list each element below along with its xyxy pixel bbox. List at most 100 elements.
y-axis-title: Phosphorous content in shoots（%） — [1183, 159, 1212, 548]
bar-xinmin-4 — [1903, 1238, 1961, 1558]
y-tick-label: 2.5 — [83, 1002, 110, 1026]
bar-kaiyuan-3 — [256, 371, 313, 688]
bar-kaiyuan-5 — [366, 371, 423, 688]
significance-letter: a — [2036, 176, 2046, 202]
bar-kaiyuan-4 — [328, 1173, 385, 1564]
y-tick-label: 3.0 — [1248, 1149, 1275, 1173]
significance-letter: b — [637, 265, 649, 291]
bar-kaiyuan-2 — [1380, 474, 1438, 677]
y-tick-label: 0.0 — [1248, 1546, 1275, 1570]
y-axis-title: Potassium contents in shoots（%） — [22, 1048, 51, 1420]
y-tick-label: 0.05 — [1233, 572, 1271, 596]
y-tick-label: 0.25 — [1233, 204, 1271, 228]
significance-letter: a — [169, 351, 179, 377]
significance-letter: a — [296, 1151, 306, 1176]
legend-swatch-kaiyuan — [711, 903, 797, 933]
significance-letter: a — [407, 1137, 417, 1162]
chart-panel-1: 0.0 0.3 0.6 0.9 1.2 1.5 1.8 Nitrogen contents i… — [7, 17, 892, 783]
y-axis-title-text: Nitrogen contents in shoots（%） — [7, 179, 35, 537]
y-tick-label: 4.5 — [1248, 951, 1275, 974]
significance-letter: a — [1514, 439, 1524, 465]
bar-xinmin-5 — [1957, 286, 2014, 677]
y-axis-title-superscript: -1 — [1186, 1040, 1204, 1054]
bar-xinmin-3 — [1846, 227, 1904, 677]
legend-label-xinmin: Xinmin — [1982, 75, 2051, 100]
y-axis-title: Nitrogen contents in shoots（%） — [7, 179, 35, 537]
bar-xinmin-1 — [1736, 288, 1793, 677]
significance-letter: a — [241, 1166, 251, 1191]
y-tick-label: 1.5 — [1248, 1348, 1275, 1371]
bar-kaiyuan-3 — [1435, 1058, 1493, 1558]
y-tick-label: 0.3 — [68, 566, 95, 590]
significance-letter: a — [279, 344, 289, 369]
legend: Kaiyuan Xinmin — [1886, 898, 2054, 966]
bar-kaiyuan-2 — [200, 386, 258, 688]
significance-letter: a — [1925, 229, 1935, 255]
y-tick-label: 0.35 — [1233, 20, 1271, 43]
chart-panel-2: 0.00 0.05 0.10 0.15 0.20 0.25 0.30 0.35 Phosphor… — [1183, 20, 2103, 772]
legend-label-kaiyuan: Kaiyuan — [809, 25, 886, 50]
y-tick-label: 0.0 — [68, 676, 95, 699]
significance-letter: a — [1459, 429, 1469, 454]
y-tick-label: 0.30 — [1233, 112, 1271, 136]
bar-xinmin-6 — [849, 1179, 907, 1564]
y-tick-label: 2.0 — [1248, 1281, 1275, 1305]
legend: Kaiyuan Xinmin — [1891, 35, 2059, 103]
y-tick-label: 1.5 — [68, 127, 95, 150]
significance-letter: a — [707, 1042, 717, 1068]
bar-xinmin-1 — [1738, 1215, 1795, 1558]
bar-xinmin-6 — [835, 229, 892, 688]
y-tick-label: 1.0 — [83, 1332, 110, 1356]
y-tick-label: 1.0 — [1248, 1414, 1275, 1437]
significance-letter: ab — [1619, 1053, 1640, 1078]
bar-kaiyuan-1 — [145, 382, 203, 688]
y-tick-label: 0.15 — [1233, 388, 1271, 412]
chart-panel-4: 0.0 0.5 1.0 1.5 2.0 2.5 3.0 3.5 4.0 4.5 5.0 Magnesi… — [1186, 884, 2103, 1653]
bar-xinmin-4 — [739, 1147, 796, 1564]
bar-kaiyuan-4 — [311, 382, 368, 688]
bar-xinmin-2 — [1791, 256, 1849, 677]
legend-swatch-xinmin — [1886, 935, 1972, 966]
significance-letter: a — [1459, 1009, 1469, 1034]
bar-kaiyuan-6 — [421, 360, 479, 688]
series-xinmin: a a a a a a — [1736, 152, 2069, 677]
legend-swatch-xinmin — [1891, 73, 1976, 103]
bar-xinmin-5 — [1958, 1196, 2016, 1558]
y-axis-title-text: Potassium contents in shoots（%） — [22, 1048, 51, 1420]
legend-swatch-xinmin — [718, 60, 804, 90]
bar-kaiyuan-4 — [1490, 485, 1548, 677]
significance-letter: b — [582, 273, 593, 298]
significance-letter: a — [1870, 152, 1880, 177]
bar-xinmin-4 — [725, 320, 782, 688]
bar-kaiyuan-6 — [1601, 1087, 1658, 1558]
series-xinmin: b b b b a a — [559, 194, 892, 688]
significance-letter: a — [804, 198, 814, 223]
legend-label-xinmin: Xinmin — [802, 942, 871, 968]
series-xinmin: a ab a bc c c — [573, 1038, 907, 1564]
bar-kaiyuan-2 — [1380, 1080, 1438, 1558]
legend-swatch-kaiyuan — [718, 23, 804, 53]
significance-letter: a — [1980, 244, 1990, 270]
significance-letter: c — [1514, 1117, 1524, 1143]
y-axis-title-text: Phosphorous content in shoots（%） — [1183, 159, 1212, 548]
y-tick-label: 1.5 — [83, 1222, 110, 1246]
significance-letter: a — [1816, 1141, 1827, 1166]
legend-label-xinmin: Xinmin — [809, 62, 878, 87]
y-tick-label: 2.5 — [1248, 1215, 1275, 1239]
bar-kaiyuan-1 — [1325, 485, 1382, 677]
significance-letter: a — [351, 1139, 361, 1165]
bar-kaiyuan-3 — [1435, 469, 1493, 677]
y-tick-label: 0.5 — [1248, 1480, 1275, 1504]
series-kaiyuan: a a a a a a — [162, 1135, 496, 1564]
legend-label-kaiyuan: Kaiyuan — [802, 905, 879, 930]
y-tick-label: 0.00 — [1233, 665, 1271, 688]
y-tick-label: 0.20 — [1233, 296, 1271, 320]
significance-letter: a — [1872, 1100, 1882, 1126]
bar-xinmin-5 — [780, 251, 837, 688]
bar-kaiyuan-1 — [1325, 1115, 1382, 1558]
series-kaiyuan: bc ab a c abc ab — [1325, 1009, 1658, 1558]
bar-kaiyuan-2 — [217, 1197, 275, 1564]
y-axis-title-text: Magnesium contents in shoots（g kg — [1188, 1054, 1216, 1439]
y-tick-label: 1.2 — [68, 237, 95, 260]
++++++++++++++++++++
_Problem to solve:_ Please gather every line of the listing that holds the word "chart" and copy those lines out.

_Solution to the problem:_
chart-panel-1: 0.0 0.3 0.6 0.9 1.2 1.5 1.8 Nitrogen contents i… — [7, 17, 892, 783]
chart-panel-2: 0.00 0.05 0.10 0.15 0.20 0.25 0.30 0.35 Phosphor… — [1183, 20, 2103, 772]
chart-panel-4: 0.0 0.5 1.0 1.5 2.0 2.5 3.0 3.5 4.0 4.5 5.0 Magnesi… — [1186, 884, 2103, 1653]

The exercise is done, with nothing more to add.